_Exercise directions_
In the data below, find every line with the string "chance" and pull it out.

_Record list_

+++

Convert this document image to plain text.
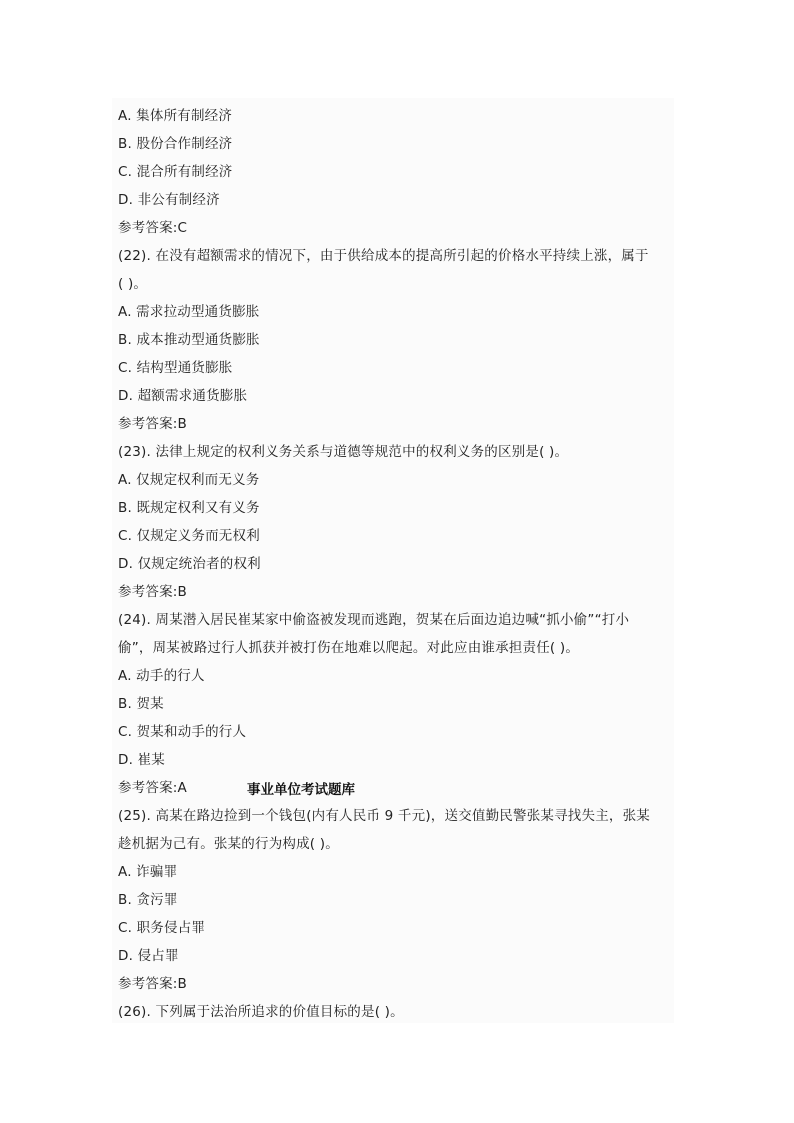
A. 集体所有制经济
B. 股份合作制经济
C. 混合所有制经济
D. 非公有制经济
参考答案:C
(22). 在没有超额需求的情况下，由于供给成本的提高所引起的价格水平持续上涨，属于
( )。
A. 需求拉动型通货膨胀
B. 成本推动型通货膨胀
C. 结构型通货膨胀
D. 超额需求通货膨胀
参考答案:B
(23). 法律上规定的权利义务关系与道德等规范中的权利义务的区别是( )。
A. 仅规定权利而无义务
B. 既规定权利又有义务
C. 仅规定义务而无权利
D. 仅规定统治者的权利
参考答案:B
(24). 周某潜入居民崔某家中偷盗被发现而逃跑，贺某在后面边追边喊“抓小偷”“打小
偷”，周某被路过行人抓获并被打伤在地难以爬起。对此应由谁承担责任( )。
A. 动手的行人
B. 贺某
C. 贺某和动手的行人
D. 崔某
参考答案:A	事业单位考试题库
(25). 高某在路边捡到一个钱包(内有人民币 9 千元)，送交值勤民警张某寻找失主，张某
趁机据为己有。张某的行为构成( )。
A. 诈骗罪
B. 贪污罪
C. 职务侵占罪
D. 侵占罪
参考答案:B
(26). 下列属于法治所追求的价值目标的是( )。
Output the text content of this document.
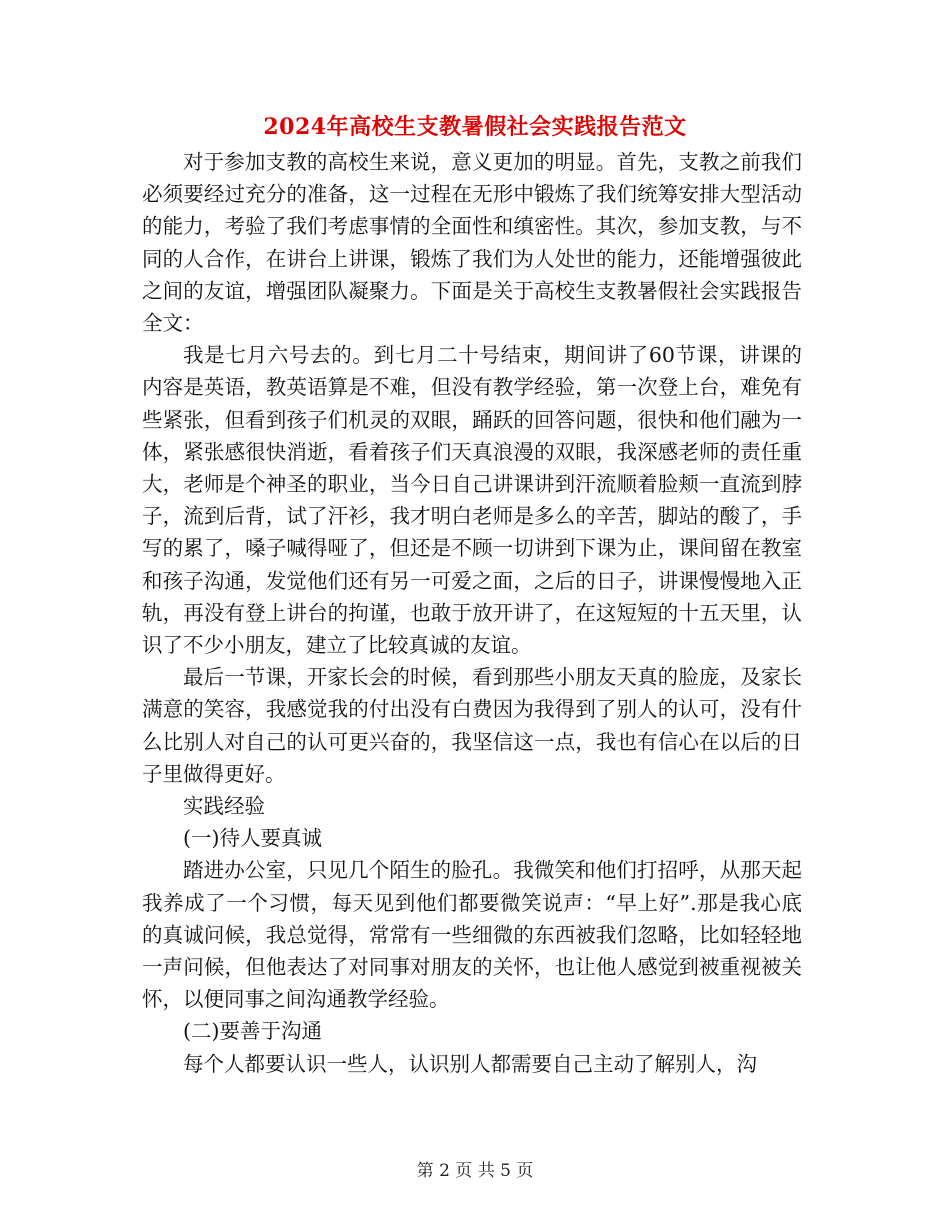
2024年高校生支教暑假社会实践报告范文

对于参加支教的高校生来说，意义更加的明显。首先，支教之前我们必须要经过充分的准备，这一过程在无形中锻炼了我们统筹安排大型活动的能力，考验了我们考虑事情的全面性和缜密性。其次，参加支教，与不同的人合作，在讲台上讲课，锻炼了我们为人处世的能力，还能增强彼此之间的友谊，增强团队凝聚力。下面是关于高校生支教暑假社会实践报告全文：

我是七月六号去的。到七月二十号结束，期间讲了60节课，讲课的内容是英语，教英语算是不难，但没有教学经验，第一次登上台，难免有些紧张，但看到孩子们机灵的双眼，踊跃的回答问题，很快和他们融为一体，紧张感很快消逝，看着孩子们天真浪漫的双眼，我深感老师的责任重大，老师是个神圣的职业，当今日自己讲课讲到汗流顺着脸颊一直流到脖子，流到后背，试了汗衫，我才明白老师是多么的辛苦，脚站的酸了，手写的累了，嗓子喊得哑了，但还是不顾一切讲到下课为止，课间留在教室和孩子沟通，发觉他们还有另一可爱之面，之后的日子，讲课慢慢地入正轨，再没有登上讲台的拘谨，也敢于放开讲了，在这短短的十五天里，认识了不少小朋友，建立了比较真诚的友谊。

最后一节课，开家长会的时候，看到那些小朋友天真的脸庞，及家长满意的笑容，我感觉我的付出没有白费因为我得到了别人的认可，没有什么比别人对自己的认可更兴奋的，我坚信这一点，我也有信心在以后的日子里做得更好。

实践经验

(一)待人要真诚

踏进办公室，只见几个陌生的脸孔。我微笑和他们打招呼，从那天起我养成了一个习惯，每天见到他们都要微笑说声：“早上好”.那是我心底的真诚问候，我总觉得，常常有一些细微的东西被我们忽略，比如轻轻地一声问候，但他表达了对同事对朋友的关怀，也让他人感觉到被重视被关怀，以便同事之间沟通教学经验。

(二)要善于沟通

每个人都要认识一些人，认识别人都需要自己主动了解别人，沟

第 2 页 共 5 页
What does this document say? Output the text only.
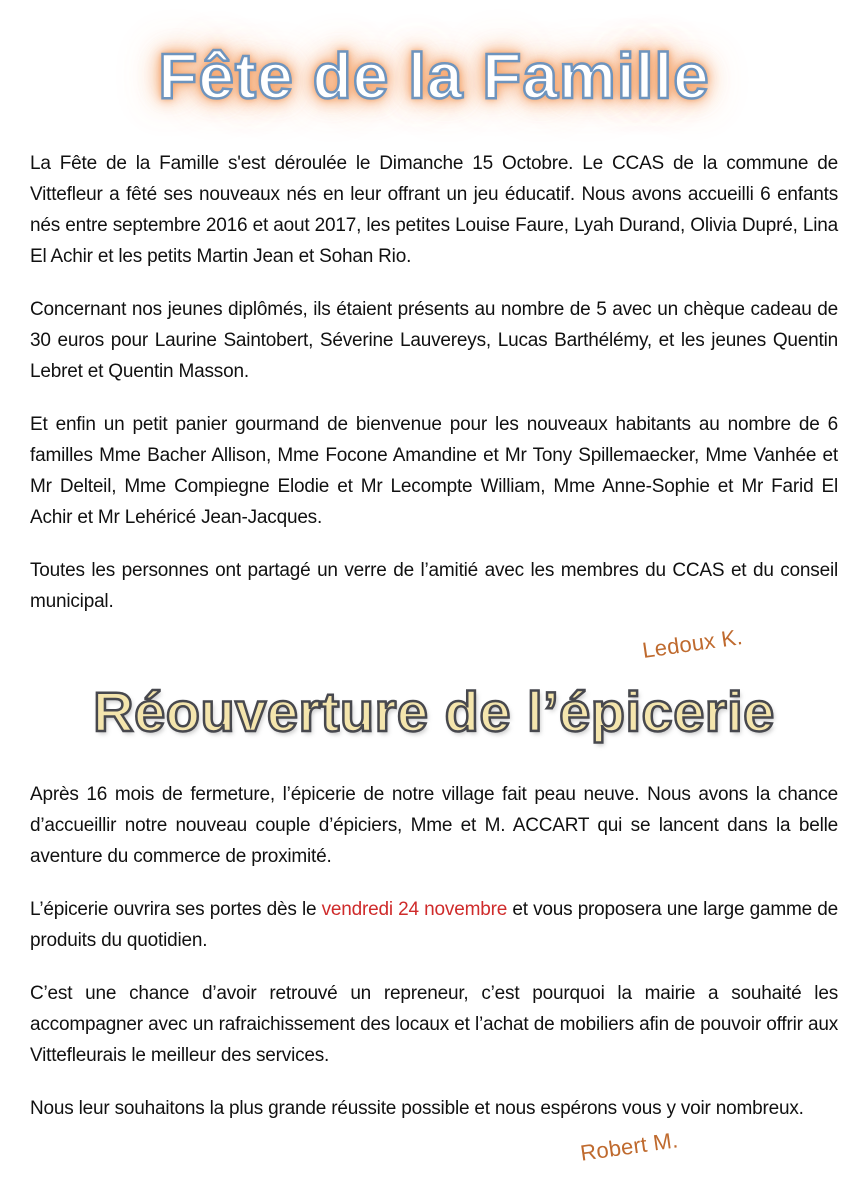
Fête de la Famille

La Fête de la Famille s'est déroulée le Dimanche 15 Octobre. Le CCAS de la commune de Vittefleur a fêté ses nouveaux nés en leur offrant un jeu éducatif. Nous avons accueilli 6 enfants nés entre septembre 2016 et aout 2017, les petites Louise Faure, Lyah Durand, Olivia Dupré, Lina El Achir et les petits Martin Jean et Sohan Rio.

Concernant nos jeunes diplômés, ils étaient présents au nombre de 5 avec un chèque cadeau de 30 euros pour Laurine Saintobert, Séverine Lauvereys, Lucas Barthélémy, et les jeunes Quentin Lebret et Quentin Masson.

Et enfin un petit panier gourmand de bienvenue pour les nouveaux habitants au nombre de 6 familles Mme Bacher Allison, Mme Focone Amandine et Mr Tony Spillemaecker, Mme Vanhée et Mr Delteil, Mme Compiegne Elodie et Mr Lecompte William, Mme Anne-Sophie et Mr Farid El Achir et Mr Lehéricé Jean-Jacques.

Toutes les personnes ont partagé un verre de l’amitié avec les membres du CCAS et du conseil municipal.

Ledoux K.
Réouverture de l’épicerie

Après 16 mois de fermeture, l’épicerie de notre village fait peau neuve. Nous avons la chance d’accueillir notre nouveau couple d’épiciers, Mme et M. ACCART qui se lancent dans la belle aventure du commerce de proximité.

L’épicerie ouvrira ses portes dès le vendredi 24 novembre et vous proposera une large gamme de produits du quotidien.

C’est une chance d’avoir retrouvé un repreneur, c’est pourquoi la mairie a souhaité les accompagner avec un rafraichissement des locaux et l’achat de mobiliers afin de pouvoir offrir aux Vittefleurais le meilleur des services.

Nous leur souhaitons la plus grande réussite possible et nous espérons vous y voir nombreux.

Robert M.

+++

_Problem solution_
Après 16 mois de fermeture, l’épicerie de notre village fait peau neuve. Nous avons la chance d’accueillir notre nouveau couple d’épiciers, Mme et M. ACCART qui se lancent dans la belle aventure du commerce de proximité.
C’est une chance d’avoir retrouvé un repreneur, c’est pourquoi la mairie a souhaité les accompagner avec un rafraichissement des locaux et l’achat de mobiliers afin de pouvoir offrir aux Vittefleurais le meilleur des services.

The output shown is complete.